#### [AIM]
Restate the full listing word for word and leave the pictures out.

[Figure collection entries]
»»
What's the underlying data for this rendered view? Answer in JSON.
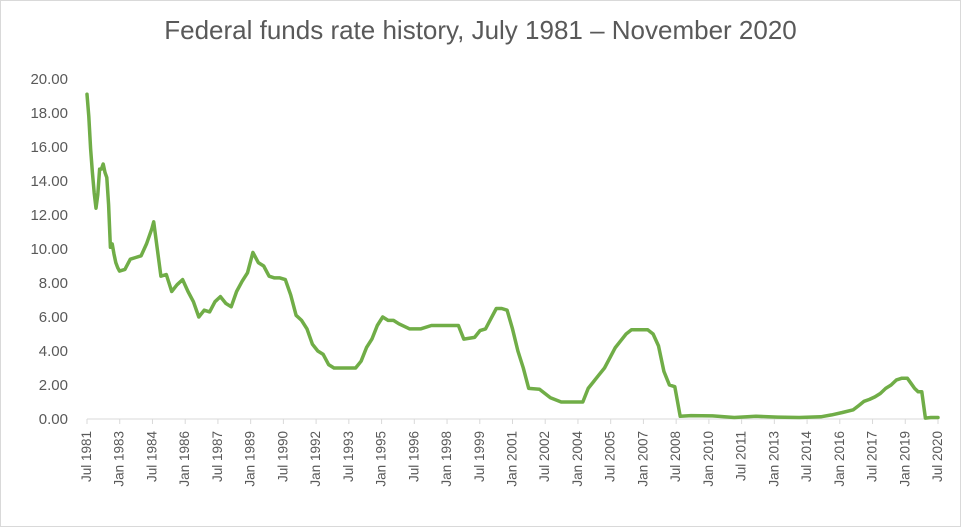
{
  "chart_data": {
    "type": "line",
    "title": "Federal funds rate history, July 1981 – November 2020",
    "xlabel": "",
    "ylabel": "",
    "ylim": [
      0,
      20
    ],
    "yticks": [
      "0.00",
      "2.00",
      "4.00",
      "6.00",
      "8.00",
      "10.00",
      "12.00",
      "14.00",
      "16.00",
      "18.00",
      "20.00"
    ],
    "xtick_labels": [
      "Jul 1981",
      "Jan 1983",
      "Jul 1984",
      "Jan 1986",
      "Jul 1987",
      "Jan 1989",
      "Jul 1990",
      "Jan 1992",
      "Jul 1993",
      "Jan 1995",
      "Jul 1996",
      "Jan 1998",
      "Jul 1999",
      "Jan 2001",
      "Jul 2002",
      "Jan 2004",
      "Jul 2005",
      "Jan 2007",
      "Jul 2008",
      "Jan 2010",
      "Jul 2011",
      "Jan 2013",
      "Jul 2014",
      "Jan 2016",
      "Jul 2017",
      "Jan 2019",
      "Jul 2020"
    ],
    "grid": false,
    "line_color": "#70ad47",
    "series": [
      {
        "name": "",
        "x": [
          "1981-07",
          "1981-08",
          "1981-09",
          "1981-10",
          "1981-11",
          "1981-12",
          "1982-01",
          "1982-02",
          "1982-03",
          "1982-04",
          "1982-05",
          "1982-06",
          "1982-07",
          "1982-08",
          "1982-09",
          "1982-10",
          "1982-11",
          "1982-12",
          "1983-01",
          "1983-04",
          "1983-07",
          "1983-10",
          "1984-01",
          "1984-04",
          "1984-07",
          "1984-08",
          "1984-10",
          "1984-12",
          "1985-03",
          "1985-06",
          "1985-09",
          "1985-12",
          "1986-03",
          "1986-06",
          "1986-09",
          "1986-12",
          "1987-03",
          "1987-06",
          "1987-09",
          "1987-12",
          "1988-03",
          "1988-06",
          "1988-09",
          "1988-12",
          "1989-03",
          "1989-06",
          "1989-09",
          "1989-12",
          "1990-03",
          "1990-06",
          "1990-09",
          "1990-12",
          "1991-03",
          "1991-06",
          "1991-09",
          "1991-12",
          "1992-03",
          "1992-06",
          "1992-09",
          "1992-12",
          "1993-06",
          "1993-12",
          "1994-03",
          "1994-06",
          "1994-09",
          "1994-12",
          "1995-03",
          "1995-06",
          "1995-09",
          "1995-12",
          "1996-06",
          "1996-12",
          "1997-06",
          "1997-12",
          "1998-06",
          "1998-09",
          "1998-12",
          "1999-06",
          "1999-09",
          "1999-12",
          "2000-03",
          "2000-06",
          "2000-09",
          "2000-12",
          "2001-03",
          "2001-06",
          "2001-09",
          "2001-12",
          "2002-06",
          "2002-12",
          "2003-06",
          "2003-12",
          "2004-06",
          "2004-09",
          "2004-12",
          "2005-03",
          "2005-06",
          "2005-09",
          "2005-12",
          "2006-03",
          "2006-06",
          "2006-09",
          "2006-12",
          "2007-06",
          "2007-09",
          "2007-12",
          "2008-03",
          "2008-06",
          "2008-09",
          "2008-12",
          "2009-06",
          "2010-06",
          "2011-06",
          "2012-06",
          "2013-06",
          "2014-06",
          "2015-06",
          "2015-12",
          "2016-06",
          "2016-12",
          "2017-03",
          "2017-06",
          "2017-09",
          "2017-12",
          "2018-03",
          "2018-06",
          "2018-09",
          "2018-12",
          "2019-03",
          "2019-06",
          "2019-08",
          "2019-10",
          "2019-12",
          "2020-02",
          "2020-04",
          "2020-07",
          "2020-11"
        ],
        "values": [
          19.1,
          17.8,
          15.9,
          14.5,
          13.3,
          12.4,
          13.2,
          14.7,
          14.7,
          15.0,
          14.5,
          14.2,
          12.6,
          10.1,
          10.3,
          9.7,
          9.2,
          8.9,
          8.7,
          8.8,
          9.4,
          9.5,
          9.6,
          10.3,
          11.2,
          11.6,
          10.0,
          8.4,
          8.5,
          7.5,
          7.9,
          8.2,
          7.5,
          6.9,
          6.0,
          6.4,
          6.3,
          6.9,
          7.2,
          6.8,
          6.6,
          7.5,
          8.1,
          8.6,
          9.8,
          9.2,
          9.0,
          8.4,
          8.3,
          8.3,
          8.2,
          7.3,
          6.1,
          5.8,
          5.3,
          4.4,
          4.0,
          3.8,
          3.2,
          3.0,
          3.0,
          3.0,
          3.4,
          4.2,
          4.7,
          5.5,
          6.0,
          5.8,
          5.8,
          5.6,
          5.3,
          5.3,
          5.5,
          5.5,
          5.5,
          5.5,
          4.7,
          4.8,
          5.2,
          5.3,
          5.9,
          6.5,
          6.5,
          6.4,
          5.3,
          4.0,
          3.0,
          1.8,
          1.75,
          1.25,
          1.0,
          1.0,
          1.0,
          1.8,
          2.2,
          2.6,
          3.0,
          3.6,
          4.2,
          4.6,
          5.0,
          5.25,
          5.25,
          5.25,
          5.0,
          4.3,
          2.8,
          2.0,
          1.9,
          0.16,
          0.2,
          0.18,
          0.09,
          0.16,
          0.11,
          0.09,
          0.13,
          0.24,
          0.38,
          0.54,
          0.79,
          1.04,
          1.15,
          1.3,
          1.5,
          1.8,
          2.0,
          2.3,
          2.4,
          2.4,
          2.1,
          1.8,
          1.6,
          1.6,
          0.05,
          0.09,
          0.09
        ]
      }
    ]
  }
}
««
#### [WORKED SOLUTION]
What's the underlying data for this rendered view? Answer in JSON.
{
  "chart_data": {
    "type": "line",
    "title": "Federal funds rate history, July 1981 – November 2020",
    "xlabel": "",
    "ylabel": "",
    "ylim": [
      0,
      20
    ],
    "yticks": [
      "0.00",
      "2.00",
      "4.00",
      "6.00",
      "8.00",
      "10.00",
      "12.00",
      "14.00",
      "16.00",
      "18.00",
      "20.00"
    ],
    "xtick_labels": [
      "Jul 1981",
      "Jan 1983",
      "Jul 1984",
      "Jan 1986",
      "Jul 1987",
      "Jan 1989",
      "Jul 1990",
      "Jan 1992",
      "Jul 1993",
      "Jan 1995",
      "Jul 1996",
      "Jan 1998",
      "Jul 1999",
      "Jan 2001",
      "Jul 2002",
      "Jan 2004",
      "Jul 2005",
      "Jan 2007",
      "Jul 2008",
      "Jan 2010",
      "Jul 2011",
      "Jan 2013",
      "Jul 2014",
      "Jan 2016",
      "Jul 2017",
      "Jan 2019",
      "Jul 2020"
    ],
    "grid": false,
    "line_color": "#70ad47",
    "series": [
      {
        "name": "",
        "x": [
          "1981-07",
          "1981-08",
          "1981-09",
          "1981-10",
          "1981-11",
          "1981-12",
          "1982-01",
          "1982-02",
          "1982-03",
          "1982-04",
          "1982-05",
          "1982-06",
          "1982-07",
          "1982-08",
          "1982-09",
          "1982-10",
          "1982-11",
          "1982-12",
          "1983-01",
          "1983-04",
          "1983-07",
          "1983-10",
          "1984-01",
          "1984-04",
          "1984-07",
          "1984-08",
          "1984-10",
          "1984-12",
          "1985-03",
          "1985-06",
          "1985-09",
          "1985-12",
          "1986-03",
          "1986-06",
          "1986-09",
          "1986-12",
          "1987-03",
          "1987-06",
          "1987-09",
          "1987-12",
          "1988-03",
          "1988-06",
          "1988-09",
          "1988-12",
          "1989-03",
          "1989-06",
          "1989-09",
          "1989-12",
          "1990-03",
          "1990-06",
          "1990-09",
          "1990-12",
          "1991-03",
          "1991-06",
          "1991-09",
          "1991-12",
          "1992-03",
          "1992-06",
          "1992-09",
          "1992-12",
          "1993-06",
          "1993-12",
          "1994-03",
          "1994-06",
          "1994-09",
          "1994-12",
          "1995-03",
          "1995-06",
          "1995-09",
          "1995-12",
          "1996-06",
          "1996-12",
          "1997-06",
          "1997-12",
          "1998-06",
          "1998-09",
          "1998-12",
          "1999-06",
          "1999-09",
          "1999-12",
          "2000-03",
          "2000-06",
          "2000-09",
          "2000-12",
          "2001-03",
          "2001-06",
          "2001-09",
          "2001-12",
          "2002-06",
          "2002-12",
          "2003-06",
          "2003-12",
          "2004-06",
          "2004-09",
          "2004-12",
          "2005-03",
          "2005-06",
          "2005-09",
          "2005-12",
          "2006-03",
          "2006-06",
          "2006-09",
          "2006-12",
          "2007-06",
          "2007-09",
          "2007-12",
          "2008-03",
          "2008-06",
          "2008-09",
          "2008-12",
          "2009-06",
          "2010-06",
          "2011-06",
          "2012-06",
          "2013-06",
          "2014-06",
          "2015-06",
          "2015-12",
          "2016-06",
          "2016-12",
          "2017-03",
          "2017-06",
          "2017-09",
          "2017-12",
          "2018-03",
          "2018-06",
          "2018-09",
          "2018-12",
          "2019-03",
          "2019-06",
          "2019-08",
          "2019-10",
          "2019-12",
          "2020-02",
          "2020-04",
          "2020-07",
          "2020-11"
        ],
        "values": [
          19.1,
          17.8,
          15.9,
          14.5,
          13.3,
          12.4,
          13.2,
          14.7,
          14.7,
          15.0,
          14.5,
          14.2,
          12.6,
          10.1,
          10.3,
          9.7,
          9.2,
          8.9,
          8.7,
          8.8,
          9.4,
          9.5,
          9.6,
          10.3,
          11.2,
          11.6,
          10.0,
          8.4,
          8.5,
          7.5,
          7.9,
          8.2,
          7.5,
          6.9,
          6.0,
          6.4,
          6.3,
          6.9,
          7.2,
          6.8,
          6.6,
          7.5,
          8.1,
          8.6,
          9.8,
          9.2,
          9.0,
          8.4,
          8.3,
          8.3,
          8.2,
          7.3,
          6.1,
          5.8,
          5.3,
          4.4,
          4.0,
          3.8,
          3.2,
          3.0,
          3.0,
          3.0,
          3.4,
          4.2,
          4.7,
          5.5,
          6.0,
          5.8,
          5.8,
          5.6,
          5.3,
          5.3,
          5.5,
          5.5,
          5.5,
          5.5,
          4.7,
          4.8,
          5.2,
          5.3,
          5.9,
          6.5,
          6.5,
          6.4,
          5.3,
          4.0,
          3.0,
          1.8,
          1.75,
          1.25,
          1.0,
          1.0,
          1.0,
          1.8,
          2.2,
          2.6,
          3.0,
          3.6,
          4.2,
          4.6,
          5.0,
          5.25,
          5.25,
          5.25,
          5.0,
          4.3,
          2.8,
          2.0,
          1.9,
          0.16,
          0.2,
          0.18,
          0.09,
          0.16,
          0.11,
          0.09,
          0.13,
          0.24,
          0.38,
          0.54,
          0.79,
          1.04,
          1.15,
          1.3,
          1.5,
          1.8,
          2.0,
          2.3,
          2.4,
          2.4,
          2.1,
          1.8,
          1.6,
          1.6,
          0.05,
          0.09,
          0.09
        ]
      }
    ]
  }
}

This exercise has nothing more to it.